#### [Records for the exercise]
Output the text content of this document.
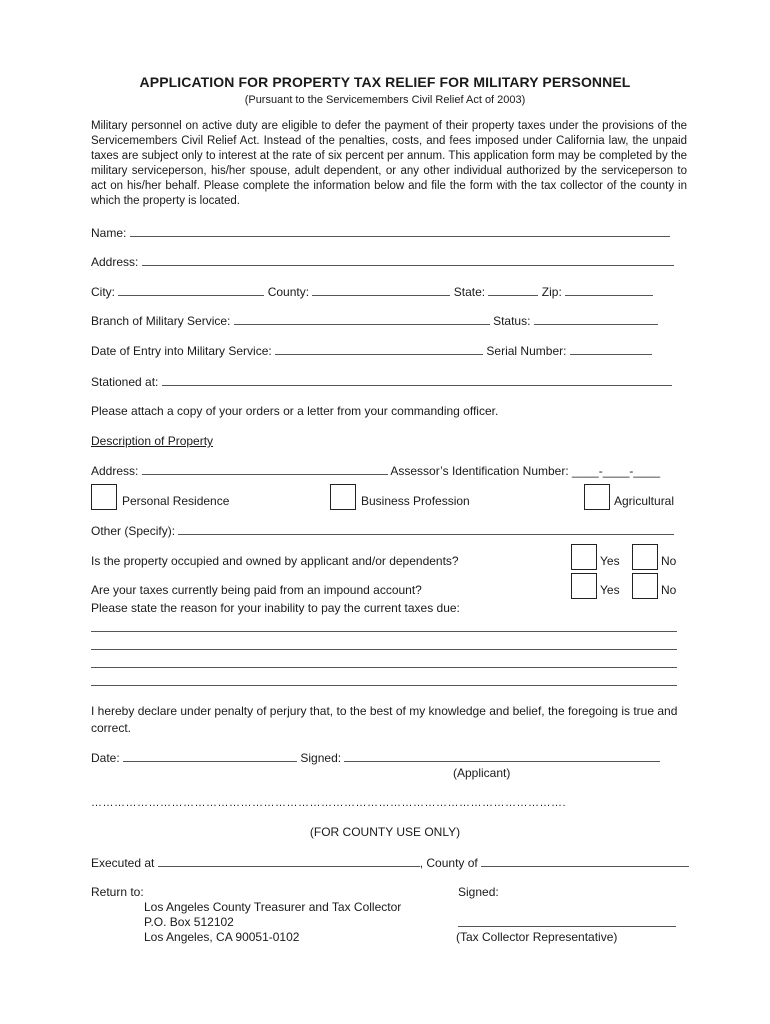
APPLICATION FOR PROPERTY TAX RELIEF FOR MILITARY PERSONNEL
(Pursuant to the Servicemembers Civil Relief Act of 2003)
Military personnel on active duty are eligible to defer the payment of their property taxes under the provisions of the Servicemembers Civil Relief Act. Instead of the penalties, costs, and fees imposed under California law, the unpaid taxes are subject only to interest at the rate of six percent per annum. This application form may be completed by the military serviceperson, his/her spouse, adult dependent, or any other individual authorized by the serviceperson to act on his/her behalf. Please complete the information below and file the form with the tax collector of the county in which the property is located.
Name:
Address:
City:	County:	State:	Zip:
Branch of Military Service:	Status:
Date of Entry into Military Service:	Serial Number:
Stationed at:
Please attach a copy of your orders or a letter from your commanding officer.
Description of Property
Address:	Assessor’s Identification Number: ____-____-____
Personal Residence	Business Profession	Agricultural
Other (Specify):
Is the property occupied and owned by applicant and/or dependents?	Yes	No
Are your taxes currently being paid from an impound account?	Yes	No
Please state the reason for your inability to pay the current taxes due:
I hereby declare under penalty of perjury that, to the best of my knowledge and belief, the foregoing is true and correct.
Date:	Signed:
(Applicant)
…………………………………………………………………………………………………………….
(FOR COUNTY USE ONLY)
Executed at	, County of
Return to:
Los Angeles County Treasurer and Tax Collector
P.O. Box 512102
Los Angeles, CA 90051-0102
Signed:
(Tax Collector Representative)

#### [Written instruction]
Return all the lines that contain the string "Angeles".

#### [Reply]
Los Angeles County Treasurer and Tax Collector
Los Angeles, CA 90051-0102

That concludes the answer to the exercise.